Figure contents as structured data:
################

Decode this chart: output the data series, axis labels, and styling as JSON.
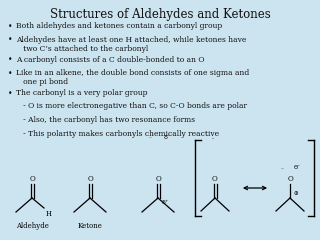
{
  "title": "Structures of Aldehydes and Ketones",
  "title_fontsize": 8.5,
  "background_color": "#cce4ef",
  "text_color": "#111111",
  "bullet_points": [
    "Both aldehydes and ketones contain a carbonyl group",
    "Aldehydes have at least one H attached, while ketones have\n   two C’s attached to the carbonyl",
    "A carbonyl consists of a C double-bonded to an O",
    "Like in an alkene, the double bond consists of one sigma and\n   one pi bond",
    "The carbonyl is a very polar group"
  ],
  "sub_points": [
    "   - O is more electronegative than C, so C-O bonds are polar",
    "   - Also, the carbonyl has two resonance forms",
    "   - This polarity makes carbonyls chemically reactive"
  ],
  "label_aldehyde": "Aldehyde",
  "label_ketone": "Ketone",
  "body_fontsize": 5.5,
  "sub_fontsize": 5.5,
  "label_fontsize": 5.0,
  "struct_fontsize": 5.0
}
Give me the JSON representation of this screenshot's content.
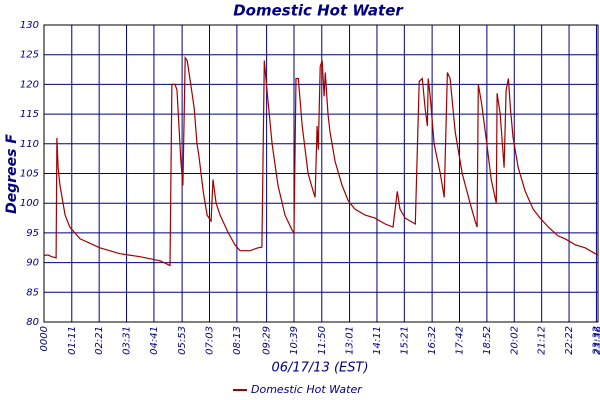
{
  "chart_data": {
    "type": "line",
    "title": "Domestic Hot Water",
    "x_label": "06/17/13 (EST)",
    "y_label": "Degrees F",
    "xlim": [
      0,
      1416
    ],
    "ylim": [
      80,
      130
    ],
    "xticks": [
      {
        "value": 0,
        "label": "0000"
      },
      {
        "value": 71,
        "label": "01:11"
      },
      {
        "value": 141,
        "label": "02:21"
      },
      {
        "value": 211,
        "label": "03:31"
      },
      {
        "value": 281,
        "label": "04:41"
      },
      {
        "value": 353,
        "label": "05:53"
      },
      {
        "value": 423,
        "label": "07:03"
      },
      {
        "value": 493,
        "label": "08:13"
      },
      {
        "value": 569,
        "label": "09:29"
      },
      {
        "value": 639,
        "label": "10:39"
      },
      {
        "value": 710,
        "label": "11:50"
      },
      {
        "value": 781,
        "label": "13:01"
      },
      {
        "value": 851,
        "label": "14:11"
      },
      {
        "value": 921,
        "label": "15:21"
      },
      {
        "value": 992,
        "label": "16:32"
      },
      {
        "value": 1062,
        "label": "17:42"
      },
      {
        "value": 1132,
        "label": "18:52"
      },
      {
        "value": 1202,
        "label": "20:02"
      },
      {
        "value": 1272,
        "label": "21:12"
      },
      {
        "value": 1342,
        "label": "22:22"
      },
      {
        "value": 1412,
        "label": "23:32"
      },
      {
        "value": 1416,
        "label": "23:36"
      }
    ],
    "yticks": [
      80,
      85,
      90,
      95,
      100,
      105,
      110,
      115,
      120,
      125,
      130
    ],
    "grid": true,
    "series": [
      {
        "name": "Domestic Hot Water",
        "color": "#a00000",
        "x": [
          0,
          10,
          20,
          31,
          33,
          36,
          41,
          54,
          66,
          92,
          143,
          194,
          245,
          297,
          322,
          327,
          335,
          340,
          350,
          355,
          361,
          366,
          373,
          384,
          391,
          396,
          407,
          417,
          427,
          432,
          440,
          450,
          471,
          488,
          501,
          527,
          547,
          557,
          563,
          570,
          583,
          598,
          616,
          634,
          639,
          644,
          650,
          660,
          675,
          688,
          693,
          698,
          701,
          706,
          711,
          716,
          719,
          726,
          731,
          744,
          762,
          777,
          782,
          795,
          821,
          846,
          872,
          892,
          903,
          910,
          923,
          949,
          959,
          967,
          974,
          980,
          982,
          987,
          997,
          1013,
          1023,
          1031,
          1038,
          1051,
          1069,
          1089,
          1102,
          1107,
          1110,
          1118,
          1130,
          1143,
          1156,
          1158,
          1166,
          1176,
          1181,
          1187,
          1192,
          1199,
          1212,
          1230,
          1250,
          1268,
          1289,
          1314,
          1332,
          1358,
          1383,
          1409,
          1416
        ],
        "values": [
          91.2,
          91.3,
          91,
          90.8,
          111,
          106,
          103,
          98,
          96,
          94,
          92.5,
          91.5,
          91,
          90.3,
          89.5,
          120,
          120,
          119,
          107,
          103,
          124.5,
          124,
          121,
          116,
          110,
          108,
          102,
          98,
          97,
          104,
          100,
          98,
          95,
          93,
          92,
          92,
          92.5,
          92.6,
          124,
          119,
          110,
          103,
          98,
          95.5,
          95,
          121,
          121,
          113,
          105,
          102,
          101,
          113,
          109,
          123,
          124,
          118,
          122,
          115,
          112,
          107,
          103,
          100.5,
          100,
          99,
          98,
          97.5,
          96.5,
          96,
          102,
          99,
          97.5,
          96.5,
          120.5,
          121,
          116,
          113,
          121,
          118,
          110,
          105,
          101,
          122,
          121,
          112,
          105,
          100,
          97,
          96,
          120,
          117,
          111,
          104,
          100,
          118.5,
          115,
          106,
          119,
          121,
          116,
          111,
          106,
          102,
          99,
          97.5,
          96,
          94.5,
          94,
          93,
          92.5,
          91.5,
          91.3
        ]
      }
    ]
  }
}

################

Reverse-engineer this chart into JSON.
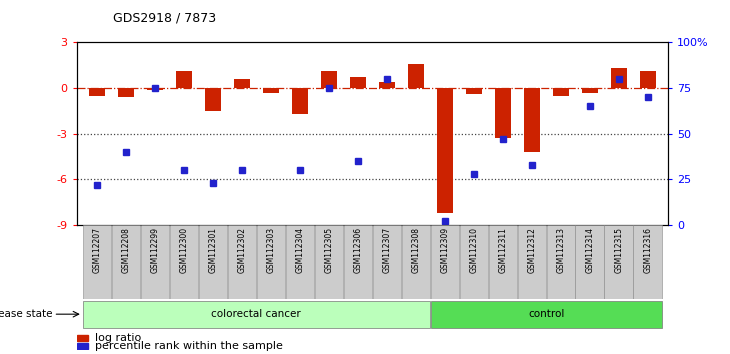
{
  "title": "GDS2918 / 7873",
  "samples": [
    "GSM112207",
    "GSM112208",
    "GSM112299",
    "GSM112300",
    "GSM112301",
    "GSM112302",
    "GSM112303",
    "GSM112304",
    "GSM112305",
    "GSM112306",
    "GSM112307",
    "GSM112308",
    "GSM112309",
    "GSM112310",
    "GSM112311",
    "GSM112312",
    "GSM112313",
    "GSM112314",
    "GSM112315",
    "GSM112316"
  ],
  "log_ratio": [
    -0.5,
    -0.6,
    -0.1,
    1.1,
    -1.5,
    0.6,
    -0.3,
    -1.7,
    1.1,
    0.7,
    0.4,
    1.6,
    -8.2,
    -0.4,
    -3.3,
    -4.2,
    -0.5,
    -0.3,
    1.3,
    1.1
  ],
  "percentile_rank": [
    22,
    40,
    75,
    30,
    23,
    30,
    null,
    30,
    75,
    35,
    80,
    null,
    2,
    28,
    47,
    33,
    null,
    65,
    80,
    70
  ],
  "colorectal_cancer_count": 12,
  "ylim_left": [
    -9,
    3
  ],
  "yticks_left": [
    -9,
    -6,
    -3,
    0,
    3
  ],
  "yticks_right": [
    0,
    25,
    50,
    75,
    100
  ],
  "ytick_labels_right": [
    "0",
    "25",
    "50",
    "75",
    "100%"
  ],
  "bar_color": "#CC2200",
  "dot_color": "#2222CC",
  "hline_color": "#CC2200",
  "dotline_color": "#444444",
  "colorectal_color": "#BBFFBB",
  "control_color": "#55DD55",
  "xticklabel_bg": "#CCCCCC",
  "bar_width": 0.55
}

################

• [Aim of the exercise]:
Write out every line from the entries where "Domestic" appears.

• [Written answer]:
    "title": "Domestic Hot Water",
        "name": "Domestic Hot Water",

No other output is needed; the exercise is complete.